WORK TO BE COMPLETED ▸
Say how many lines contain "smoothed"; the answer is the number alone.

PROVIDED ENTRIES ▸
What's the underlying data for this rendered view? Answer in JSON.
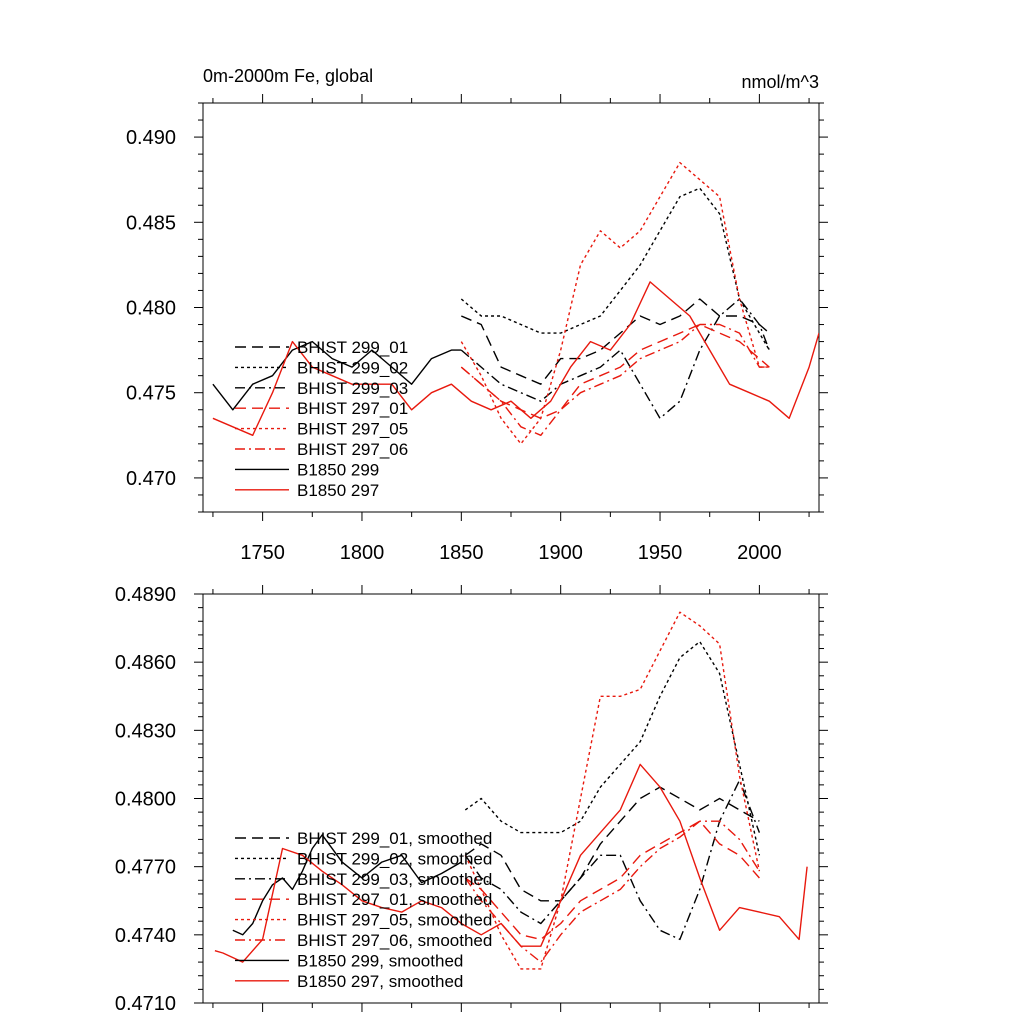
{
  "chart_data": [
    {
      "type": "line",
      "title": "0m-2000m Fe, global",
      "units": "nmol/m^3",
      "xlim": [
        1720,
        2030
      ],
      "ylim": [
        0.468,
        0.492
      ],
      "x_ticks": [
        1750,
        1800,
        1850,
        1900,
        1950,
        2000
      ],
      "x_tick_labels": [
        "1750",
        "1800",
        "1850",
        "1900",
        "1950",
        "2000"
      ],
      "y_ticks": [
        0.47,
        0.475,
        0.48,
        0.485,
        0.49
      ],
      "y_tick_labels": [
        "0.470",
        "0.475",
        "0.480",
        "0.485",
        "0.490"
      ],
      "legend_position": "lower-left",
      "series": [
        {
          "name": "BHIST 299_01",
          "color": "#000000",
          "dash": "long-dash",
          "x": [
            1850,
            1860,
            1870,
            1880,
            1890,
            1900,
            1910,
            1920,
            1930,
            1940,
            1950,
            1960,
            1970,
            1980,
            1990,
            2000,
            2005
          ],
          "y": [
            0.4795,
            0.479,
            0.4765,
            0.476,
            0.4755,
            0.477,
            0.477,
            0.4775,
            0.4785,
            0.4795,
            0.479,
            0.4795,
            0.4805,
            0.4795,
            0.4795,
            0.479,
            0.4785
          ]
        },
        {
          "name": "BHIST 299_02",
          "color": "#000000",
          "dash": "dot",
          "x": [
            1850,
            1860,
            1870,
            1880,
            1890,
            1900,
            1910,
            1920,
            1930,
            1940,
            1950,
            1960,
            1970,
            1980,
            1990,
            2000,
            2005
          ],
          "y": [
            0.4805,
            0.4795,
            0.4795,
            0.479,
            0.4785,
            0.4785,
            0.479,
            0.4795,
            0.481,
            0.4825,
            0.4845,
            0.4865,
            0.487,
            0.4855,
            0.4805,
            0.4785,
            0.4775
          ]
        },
        {
          "name": "BHIST 299_03",
          "color": "#000000",
          "dash": "dash-dot",
          "x": [
            1850,
            1860,
            1870,
            1880,
            1890,
            1900,
            1910,
            1920,
            1930,
            1940,
            1950,
            1960,
            1970,
            1980,
            1990,
            2000,
            2005
          ],
          "y": [
            0.4775,
            0.4765,
            0.4755,
            0.475,
            0.4745,
            0.4755,
            0.476,
            0.4765,
            0.4775,
            0.4755,
            0.4735,
            0.4745,
            0.4775,
            0.4795,
            0.4805,
            0.479,
            0.4775
          ]
        },
        {
          "name": "BHIST 297_01",
          "color": "#e8190e",
          "dash": "long-dash",
          "x": [
            1850,
            1860,
            1870,
            1880,
            1890,
            1900,
            1910,
            1920,
            1930,
            1940,
            1950,
            1960,
            1970,
            1980,
            1990,
            2000,
            2005
          ],
          "y": [
            0.4765,
            0.4755,
            0.4745,
            0.474,
            0.4735,
            0.474,
            0.4755,
            0.476,
            0.4765,
            0.4775,
            0.478,
            0.4785,
            0.479,
            0.4785,
            0.478,
            0.477,
            0.4765
          ]
        },
        {
          "name": "BHIST 297_05",
          "color": "#e8190e",
          "dash": "dot",
          "x": [
            1850,
            1860,
            1870,
            1880,
            1890,
            1900,
            1910,
            1920,
            1930,
            1940,
            1950,
            1960,
            1970,
            1980,
            1990,
            2000,
            2005
          ],
          "y": [
            0.478,
            0.476,
            0.4735,
            0.472,
            0.4735,
            0.4775,
            0.4825,
            0.4845,
            0.4835,
            0.4845,
            0.4865,
            0.4885,
            0.4875,
            0.4865,
            0.4805,
            0.4765,
            0.4765
          ]
        },
        {
          "name": "BHIST 297_06",
          "color": "#e8190e",
          "dash": "dash-dot",
          "x": [
            1850,
            1860,
            1870,
            1880,
            1890,
            1900,
            1910,
            1920,
            1930,
            1940,
            1950,
            1960,
            1970,
            1980,
            1990,
            2000,
            2005
          ],
          "y": [
            0.4765,
            0.4755,
            0.4745,
            0.473,
            0.4725,
            0.474,
            0.475,
            0.4755,
            0.476,
            0.477,
            0.4775,
            0.478,
            0.479,
            0.479,
            0.4785,
            0.4765,
            0.4765
          ]
        },
        {
          "name": "B1850 299",
          "color": "#000000",
          "dash": "solid",
          "x": [
            1725,
            1735,
            1745,
            1755,
            1765,
            1775,
            1785,
            1795,
            1805,
            1815,
            1825,
            1835,
            1845,
            1850
          ],
          "y": [
            0.4755,
            0.474,
            0.4755,
            0.476,
            0.4775,
            0.478,
            0.477,
            0.4765,
            0.4775,
            0.4765,
            0.4755,
            0.477,
            0.4775,
            0.4775
          ]
        },
        {
          "name": "B1850 297",
          "color": "#e8190e",
          "dash": "solid",
          "x": [
            1725,
            1735,
            1745,
            1755,
            1765,
            1775,
            1785,
            1795,
            1805,
            1815,
            1825,
            1835,
            1845,
            1855,
            1865,
            1875,
            1885,
            1895,
            1905,
            1915,
            1925,
            1935,
            1945,
            1955,
            1965,
            1975,
            1985,
            1995,
            2005,
            2015,
            2025,
            2030
          ],
          "y": [
            0.4735,
            0.473,
            0.4725,
            0.475,
            0.478,
            0.4765,
            0.476,
            0.4755,
            0.4755,
            0.4755,
            0.474,
            0.475,
            0.4755,
            0.4745,
            0.474,
            0.4745,
            0.4735,
            0.4745,
            0.4765,
            0.478,
            0.4775,
            0.479,
            0.4815,
            0.4805,
            0.4795,
            0.4775,
            0.4755,
            0.475,
            0.4745,
            0.4735,
            0.4765,
            0.4785
          ]
        }
      ]
    },
    {
      "type": "line",
      "title": "",
      "units": "",
      "xlim": [
        1720,
        2030
      ],
      "ylim": [
        0.471,
        0.489
      ],
      "x_ticks": [
        1750,
        1800,
        1850,
        1900,
        1950,
        2000
      ],
      "x_tick_labels": [],
      "y_ticks": [
        0.471,
        0.474,
        0.477,
        0.48,
        0.483,
        0.486,
        0.489
      ],
      "y_tick_labels": [
        "0.4710",
        "0.4740",
        "0.4770",
        "0.4800",
        "0.4830",
        "0.4860",
        "0.4890"
      ],
      "legend_position": "lower-left",
      "series": [
        {
          "name": "BHIST 299_01, smoothed",
          "color": "#000000",
          "dash": "long-dash",
          "x": [
            1852,
            1860,
            1870,
            1880,
            1890,
            1900,
            1910,
            1920,
            1930,
            1940,
            1950,
            1960,
            1970,
            1980,
            1990,
            2000
          ],
          "y": [
            0.4775,
            0.478,
            0.4775,
            0.476,
            0.4755,
            0.4755,
            0.4765,
            0.478,
            0.479,
            0.48,
            0.4805,
            0.48,
            0.4795,
            0.48,
            0.4795,
            0.479
          ]
        },
        {
          "name": "BHIST 299_02, smoothed",
          "color": "#000000",
          "dash": "dot",
          "x": [
            1852,
            1860,
            1870,
            1880,
            1890,
            1900,
            1910,
            1920,
            1930,
            1940,
            1950,
            1960,
            1970,
            1980,
            1990,
            2000
          ],
          "y": [
            0.4795,
            0.48,
            0.479,
            0.4785,
            0.4785,
            0.4785,
            0.479,
            0.4805,
            0.4815,
            0.4825,
            0.4845,
            0.4862,
            0.4869,
            0.4855,
            0.4815,
            0.4775
          ]
        },
        {
          "name": "BHIST 299_03, smoothed",
          "color": "#000000",
          "dash": "dash-dot",
          "x": [
            1852,
            1860,
            1870,
            1880,
            1890,
            1900,
            1910,
            1920,
            1930,
            1940,
            1950,
            1960,
            1970,
            1980,
            1990,
            2000
          ],
          "y": [
            0.4775,
            0.4765,
            0.476,
            0.475,
            0.4745,
            0.4755,
            0.4765,
            0.4775,
            0.4775,
            0.4755,
            0.4742,
            0.4738,
            0.476,
            0.479,
            0.4808,
            0.4785
          ]
        },
        {
          "name": "BHIST 297_01, smoothed",
          "color": "#e8190e",
          "dash": "long-dash",
          "x": [
            1852,
            1860,
            1870,
            1880,
            1890,
            1900,
            1910,
            1920,
            1930,
            1940,
            1950,
            1960,
            1970,
            1980,
            1990,
            2000
          ],
          "y": [
            0.4765,
            0.476,
            0.475,
            0.474,
            0.4738,
            0.4745,
            0.4755,
            0.476,
            0.4765,
            0.4775,
            0.478,
            0.4785,
            0.479,
            0.478,
            0.4775,
            0.4765
          ]
        },
        {
          "name": "BHIST 297_05, smoothed",
          "color": "#e8190e",
          "dash": "dot",
          "x": [
            1852,
            1860,
            1870,
            1880,
            1890,
            1900,
            1910,
            1920,
            1930,
            1940,
            1950,
            1960,
            1970,
            1980,
            1990,
            2000
          ],
          "y": [
            0.4775,
            0.476,
            0.474,
            0.4725,
            0.4725,
            0.4755,
            0.48,
            0.4845,
            0.4845,
            0.4848,
            0.4865,
            0.4882,
            0.4876,
            0.4868,
            0.481,
            0.4768
          ]
        },
        {
          "name": "BHIST 297_06, smoothed",
          "color": "#e8190e",
          "dash": "dash-dot",
          "x": [
            1852,
            1860,
            1870,
            1880,
            1890,
            1900,
            1910,
            1920,
            1930,
            1940,
            1950,
            1960,
            1970,
            1980,
            1990,
            2000
          ],
          "y": [
            0.4765,
            0.4755,
            0.4745,
            0.4735,
            0.4728,
            0.474,
            0.475,
            0.4755,
            0.476,
            0.477,
            0.4778,
            0.4783,
            0.479,
            0.479,
            0.4782,
            0.4768
          ]
        },
        {
          "name": "B1850 299, smoothed",
          "color": "#000000",
          "dash": "solid",
          "x": [
            1735,
            1740,
            1745,
            1750,
            1755,
            1760,
            1765,
            1770,
            1775,
            1780,
            1790,
            1800,
            1810,
            1820,
            1830,
            1840,
            1850
          ],
          "y": [
            0.4742,
            0.474,
            0.4745,
            0.4755,
            0.4762,
            0.4765,
            0.476,
            0.4768,
            0.4778,
            0.4784,
            0.4772,
            0.4765,
            0.4772,
            0.4775,
            0.4763,
            0.4767,
            0.4772
          ]
        },
        {
          "name": "B1850 297, smoothed",
          "color": "#e8190e",
          "dash": "solid",
          "x": [
            1726,
            1730,
            1740,
            1750,
            1760,
            1770,
            1780,
            1790,
            1800,
            1810,
            1820,
            1830,
            1840,
            1850,
            1860,
            1870,
            1880,
            1890,
            1900,
            1910,
            1920,
            1930,
            1940,
            1950,
            1960,
            1970,
            1980,
            1990,
            2000,
            2010,
            2020,
            2024
          ],
          "y": [
            0.4733,
            0.4732,
            0.4728,
            0.4738,
            0.4778,
            0.4775,
            0.4768,
            0.4762,
            0.4755,
            0.4752,
            0.475,
            0.4755,
            0.4752,
            0.4745,
            0.474,
            0.4745,
            0.4735,
            0.4735,
            0.4755,
            0.4775,
            0.4785,
            0.4795,
            0.4815,
            0.4805,
            0.479,
            0.4765,
            0.4742,
            0.4752,
            0.475,
            0.4748,
            0.4738,
            0.477
          ]
        }
      ]
    }
  ]
}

EXPECTED OUTPUT ▸
8